Start of DATASET ROWS
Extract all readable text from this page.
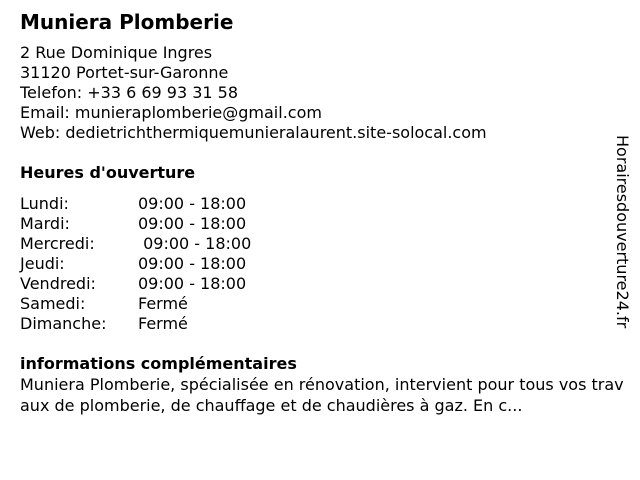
Muniera Plomberie
2 Rue Dominique Ingres
31120 Portet-sur-Garonne
Telefon: +33 6 69 93 31 58
Email: munieraplomberie@gmail.com
Web: dedietrichthermiquemunieralaurent.site-solocal.com
Heures d'ouverture
Lundi:	09:00 - 18:00
Mardi:	09:00 - 18:00
Mercredi:	09:00 - 18:00
Jeudi:	09:00 - 18:00
Vendredi:	09:00 - 18:00
Samedi:	Fermé
Dimanche:	Fermé
informations complémentaires
Muniera Plomberie, spécialisée en rénovation, intervient pour tous vos travaux de plomberie, de chauffage et de chaudières à gaz. En c...
Horairesdouverture24.fr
End of DATASET ROWS
**GIVEN INSTRUCTION**
From the listing, extract all text exactly as given and drop any picture.

**SOLUTION FOR THIS TASK**
Extract all readable text from this page.
Muniera Plomberie
2 Rue Dominique Ingres
31120 Portet-sur-Garonne
Telefon: +33 6 69 93 31 58
Email: munieraplomberie@gmail.com
Web: dedietrichthermiquemunieralaurent.site-solocal.com
Heures d'ouverture
Lundi:	09:00 - 18:00
Mardi:	09:00 - 18:00
Mercredi:	09:00 - 18:00
Jeudi:	09:00 - 18:00
Vendredi:	09:00 - 18:00
Samedi:	Fermé
Dimanche:	Fermé
informations complémentaires
Muniera Plomberie, spécialisée en rénovation, intervient pour tous vos travaux de plomberie, de chauffage et de chaudières à gaz. En c...
Horairesdouverture24.fr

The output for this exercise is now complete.